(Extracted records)
........

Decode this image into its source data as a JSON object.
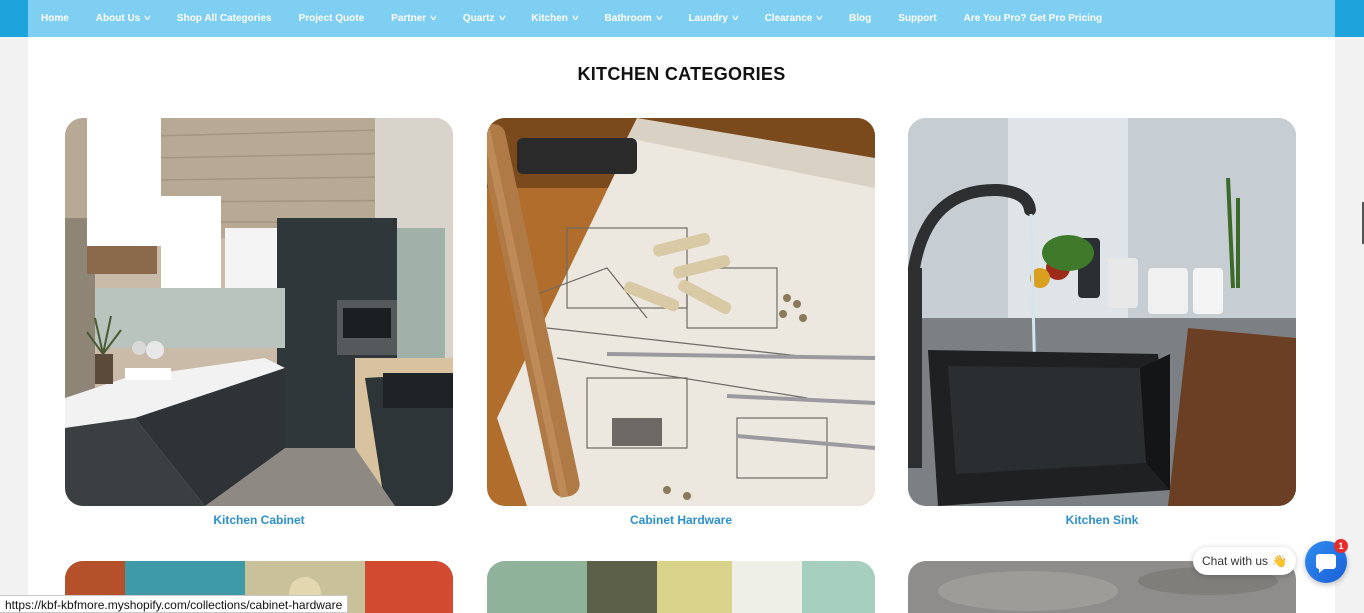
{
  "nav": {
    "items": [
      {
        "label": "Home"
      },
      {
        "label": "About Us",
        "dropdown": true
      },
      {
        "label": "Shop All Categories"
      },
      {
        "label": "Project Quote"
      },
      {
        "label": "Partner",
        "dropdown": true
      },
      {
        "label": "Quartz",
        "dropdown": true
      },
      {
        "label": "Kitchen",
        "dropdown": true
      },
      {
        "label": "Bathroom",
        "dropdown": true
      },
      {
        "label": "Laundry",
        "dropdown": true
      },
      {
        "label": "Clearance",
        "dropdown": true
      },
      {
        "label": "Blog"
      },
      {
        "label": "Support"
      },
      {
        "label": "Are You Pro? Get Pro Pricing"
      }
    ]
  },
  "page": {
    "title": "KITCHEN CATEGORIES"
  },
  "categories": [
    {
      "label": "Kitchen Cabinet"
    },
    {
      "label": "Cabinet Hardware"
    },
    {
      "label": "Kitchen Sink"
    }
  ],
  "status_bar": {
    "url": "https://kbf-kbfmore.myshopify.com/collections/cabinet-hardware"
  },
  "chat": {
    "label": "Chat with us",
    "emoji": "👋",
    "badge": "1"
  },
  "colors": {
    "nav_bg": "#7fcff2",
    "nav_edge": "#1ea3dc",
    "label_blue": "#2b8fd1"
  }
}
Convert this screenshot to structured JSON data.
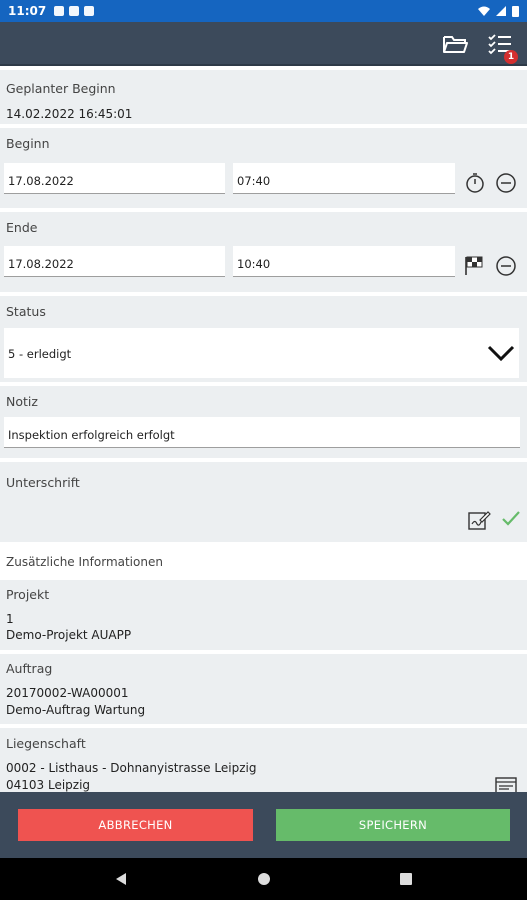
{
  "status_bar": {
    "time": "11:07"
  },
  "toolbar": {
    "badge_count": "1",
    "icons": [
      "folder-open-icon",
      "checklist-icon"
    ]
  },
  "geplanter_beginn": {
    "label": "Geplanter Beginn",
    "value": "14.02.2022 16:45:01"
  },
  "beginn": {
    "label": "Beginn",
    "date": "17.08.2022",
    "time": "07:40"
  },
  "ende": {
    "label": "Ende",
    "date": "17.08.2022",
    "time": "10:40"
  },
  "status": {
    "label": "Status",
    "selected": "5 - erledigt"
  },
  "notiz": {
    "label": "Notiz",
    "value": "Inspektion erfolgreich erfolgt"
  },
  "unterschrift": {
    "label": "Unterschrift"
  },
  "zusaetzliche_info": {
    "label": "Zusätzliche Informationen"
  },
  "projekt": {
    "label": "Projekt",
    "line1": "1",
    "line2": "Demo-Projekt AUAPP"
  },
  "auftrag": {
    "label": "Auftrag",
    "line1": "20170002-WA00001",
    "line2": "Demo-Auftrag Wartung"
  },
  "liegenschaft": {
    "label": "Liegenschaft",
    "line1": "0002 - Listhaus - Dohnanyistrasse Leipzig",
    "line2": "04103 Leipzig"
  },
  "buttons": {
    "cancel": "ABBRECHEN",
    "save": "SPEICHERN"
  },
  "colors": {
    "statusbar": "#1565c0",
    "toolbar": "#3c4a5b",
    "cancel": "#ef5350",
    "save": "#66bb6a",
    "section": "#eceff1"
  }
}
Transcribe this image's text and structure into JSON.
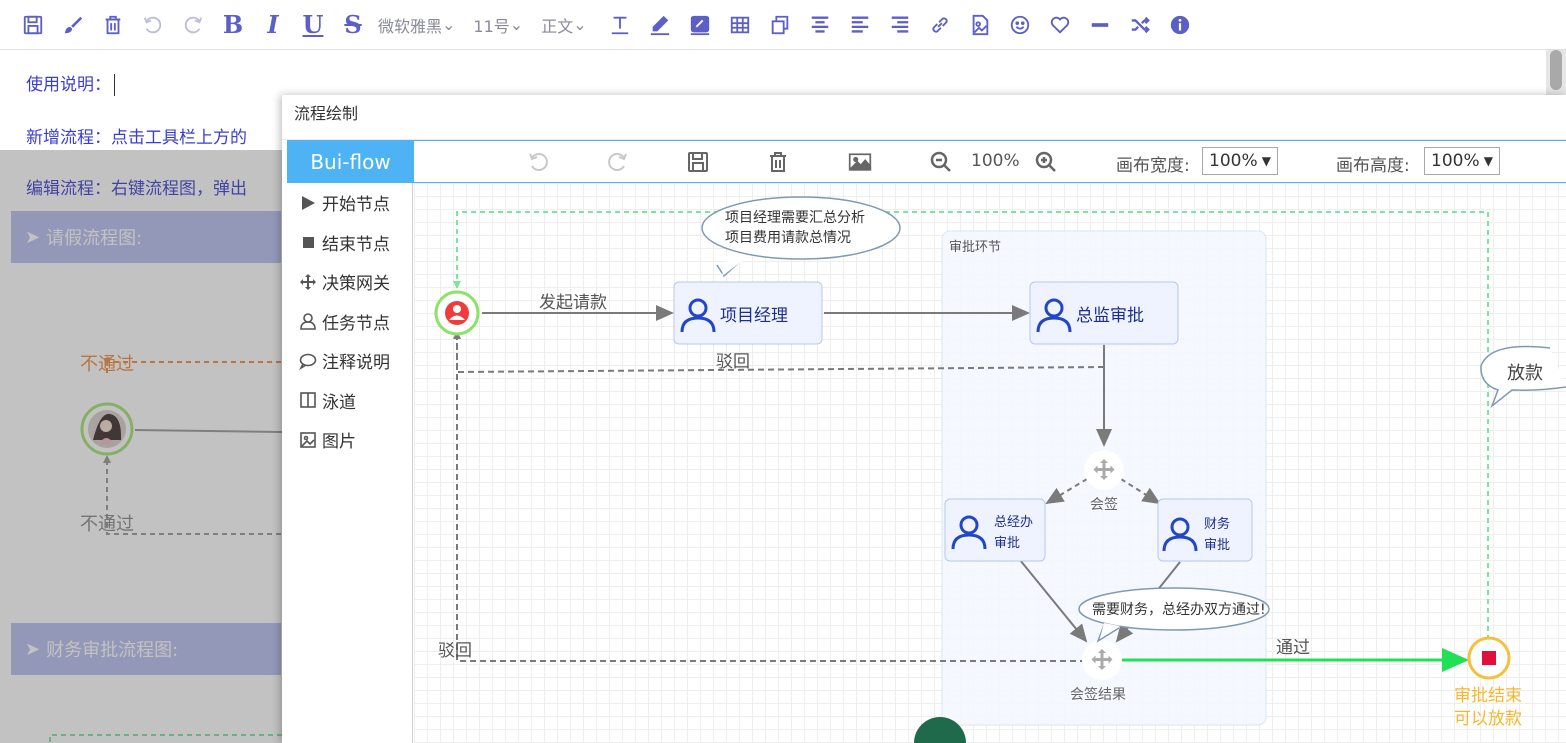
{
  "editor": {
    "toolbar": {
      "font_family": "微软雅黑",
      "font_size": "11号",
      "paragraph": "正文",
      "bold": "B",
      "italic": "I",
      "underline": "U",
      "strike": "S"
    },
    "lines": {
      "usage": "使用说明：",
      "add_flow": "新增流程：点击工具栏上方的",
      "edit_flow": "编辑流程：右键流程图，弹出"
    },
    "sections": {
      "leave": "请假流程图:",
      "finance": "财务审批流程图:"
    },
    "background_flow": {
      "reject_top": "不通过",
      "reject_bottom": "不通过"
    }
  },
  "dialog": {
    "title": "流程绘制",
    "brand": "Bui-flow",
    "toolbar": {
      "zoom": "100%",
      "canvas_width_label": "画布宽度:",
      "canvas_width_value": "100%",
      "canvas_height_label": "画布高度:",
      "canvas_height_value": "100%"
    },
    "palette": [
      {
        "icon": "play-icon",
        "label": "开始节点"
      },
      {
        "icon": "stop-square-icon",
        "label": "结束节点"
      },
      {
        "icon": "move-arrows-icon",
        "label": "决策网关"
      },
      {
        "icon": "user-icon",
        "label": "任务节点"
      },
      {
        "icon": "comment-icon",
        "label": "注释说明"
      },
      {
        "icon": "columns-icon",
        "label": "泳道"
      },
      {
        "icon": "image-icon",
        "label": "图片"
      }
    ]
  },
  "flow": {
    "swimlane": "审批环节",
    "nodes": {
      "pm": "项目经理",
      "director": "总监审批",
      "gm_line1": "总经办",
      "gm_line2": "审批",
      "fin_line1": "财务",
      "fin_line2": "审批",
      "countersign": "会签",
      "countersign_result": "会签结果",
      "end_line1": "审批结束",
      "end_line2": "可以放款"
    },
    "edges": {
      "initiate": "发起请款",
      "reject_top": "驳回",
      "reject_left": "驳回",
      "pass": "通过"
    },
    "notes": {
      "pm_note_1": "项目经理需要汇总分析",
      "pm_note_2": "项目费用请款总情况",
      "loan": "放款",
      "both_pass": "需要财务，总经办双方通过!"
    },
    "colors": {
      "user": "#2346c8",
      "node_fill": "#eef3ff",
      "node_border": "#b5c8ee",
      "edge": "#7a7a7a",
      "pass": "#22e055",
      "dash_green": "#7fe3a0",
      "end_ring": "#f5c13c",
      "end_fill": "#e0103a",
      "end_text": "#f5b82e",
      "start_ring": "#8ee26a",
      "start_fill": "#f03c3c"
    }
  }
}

........

Exercise aim:
Exactly as written, return every line of the listing, but not the pictures.

Final answer:
Decode this image into its source data as a JSON object.
{
  "nav": {
    "items": [
      {
        "label": "Home"
      },
      {
        "label": "About Us",
        "dropdown": true
      },
      {
        "label": "Shop All Categories"
      },
      {
        "label": "Project Quote"
      },
      {
        "label": "Partner",
        "dropdown": true
      },
      {
        "label": "Quartz",
        "dropdown": true
      },
      {
        "label": "Kitchen",
        "dropdown": true
      },
      {
        "label": "Bathroom",
        "dropdown": true
      },
      {
        "label": "Laundry",
        "dropdown": true
      },
      {
        "label": "Clearance",
        "dropdown": true
      },
      {
        "label": "Blog"
      },
      {
        "label": "Support"
      },
      {
        "label": "Are You Pro? Get Pro Pricing"
      }
    ]
  },
  "page": {
    "title": "KITCHEN CATEGORIES"
  },
  "categories": [
    {
      "label": "Kitchen Cabinet"
    },
    {
      "label": "Cabinet Hardware"
    },
    {
      "label": "Kitchen Sink"
    }
  ],
  "status_bar": {
    "url": "https://kbf-kbfmore.myshopify.com/collections/cabinet-hardware"
  },
  "chat": {
    "label": "Chat with us",
    "emoji": "👋",
    "badge": "1"
  },
  "colors": {
    "nav_bg": "#7fcff2",
    "nav_edge": "#1ea3dc",
    "label_blue": "#2b8fd1"
  }
}
Convert this screenshot to structured JSON data.
{
  "status_bar": {
    "time": "11:07"
  },
  "toolbar": {
    "badge_count": "1",
    "icons": [
      "folder-open-icon",
      "checklist-icon"
    ]
  },
  "geplanter_beginn": {
    "label": "Geplanter Beginn",
    "value": "14.02.2022 16:45:01"
  },
  "beginn": {
    "label": "Beginn",
    "date": "17.08.2022",
    "time": "07:40"
  },
  "ende": {
    "label": "Ende",
    "date": "17.08.2022",
    "time": "10:40"
  },
  "status": {
    "label": "Status",
    "selected": "5 - erledigt"
  },
  "notiz": {
    "label": "Notiz",
    "value": "Inspektion erfolgreich erfolgt"
  },
  "unterschrift": {
    "label": "Unterschrift"
  },
  "zusaetzliche_info": {
    "label": "Zusätzliche Informationen"
  },
  "projekt": {
    "label": "Projekt",
    "line1": "1",
    "line2": "Demo-Projekt AUAPP"
  },
  "auftrag": {
    "label": "Auftrag",
    "line1": "20170002-WA00001",
    "line2": "Demo-Auftrag Wartung"
  },
  "liegenschaft": {
    "label": "Liegenschaft",
    "line1": "0002 - Listhaus - Dohnanyistrasse Leipzig",
    "line2": "04103 Leipzig"
  },
  "buttons": {
    "cancel": "ABBRECHEN",
    "save": "SPEICHERN"
  },
  "colors": {
    "statusbar": "#1565c0",
    "toolbar": "#3c4a5b",
    "cancel": "#ef5350",
    "save": "#66bb6a",
    "section": "#eceff1"
  }
}
Transcribe this image's text and structure into JSON.
{
  "editor": {
    "toolbar": {
      "font_family": "微软雅黑",
      "font_size": "11号",
      "paragraph": "正文",
      "bold": "B",
      "italic": "I",
      "underline": "U",
      "strike": "S"
    },
    "lines": {
      "usage": "使用说明：",
      "add_flow": "新增流程：点击工具栏上方的",
      "edit_flow": "编辑流程：右键流程图，弹出"
    },
    "sections": {
      "leave": "请假流程图:",
      "finance": "财务审批流程图:"
    },
    "background_flow": {
      "reject_top": "不通过",
      "reject_bottom": "不通过"
    }
  },
  "dialog": {
    "title": "流程绘制",
    "brand": "Bui-flow",
    "toolbar": {
      "zoom": "100%",
      "canvas_width_label": "画布宽度:",
      "canvas_width_value": "100%",
      "canvas_height_label": "画布高度:",
      "canvas_height_value": "100%"
    },
    "palette": [
      {
        "icon": "play-icon",
        "label": "开始节点"
      },
      {
        "icon": "stop-square-icon",
        "label": "结束节点"
      },
      {
        "icon": "move-arrows-icon",
        "label": "决策网关"
      },
      {
        "icon": "user-icon",
        "label": "任务节点"
      },
      {
        "icon": "comment-icon",
        "label": "注释说明"
      },
      {
        "icon": "columns-icon",
        "label": "泳道"
      },
      {
        "icon": "image-icon",
        "label": "图片"
      }
    ]
  },
  "flow": {
    "swimlane": "审批环节",
    "nodes": {
      "pm": "项目经理",
      "director": "总监审批",
      "gm_line1": "总经办",
      "gm_line2": "审批",
      "fin_line1": "财务",
      "fin_line2": "审批",
      "countersign": "会签",
      "countersign_result": "会签结果",
      "end_line1": "审批结束",
      "end_line2": "可以放款"
    },
    "edges": {
      "initiate": "发起请款",
      "reject_top": "驳回",
      "reject_left": "驳回",
      "pass": "通过"
    },
    "notes": {
      "pm_note_1": "项目经理需要汇总分析",
      "pm_note_2": "项目费用请款总情况",
      "loan": "放款",
      "both_pass": "需要财务，总经办双方通过!"
    },
    "colors": {
      "user": "#2346c8",
      "node_fill": "#eef3ff",
      "node_border": "#b5c8ee",
      "edge": "#7a7a7a",
      "pass": "#22e055",
      "dash_green": "#7fe3a0",
      "end_ring": "#f5c13c",
      "end_fill": "#e0103a",
      "end_text": "#f5b82e",
      "start_ring": "#8ee26a",
      "start_fill": "#f03c3c"
    }
  }
}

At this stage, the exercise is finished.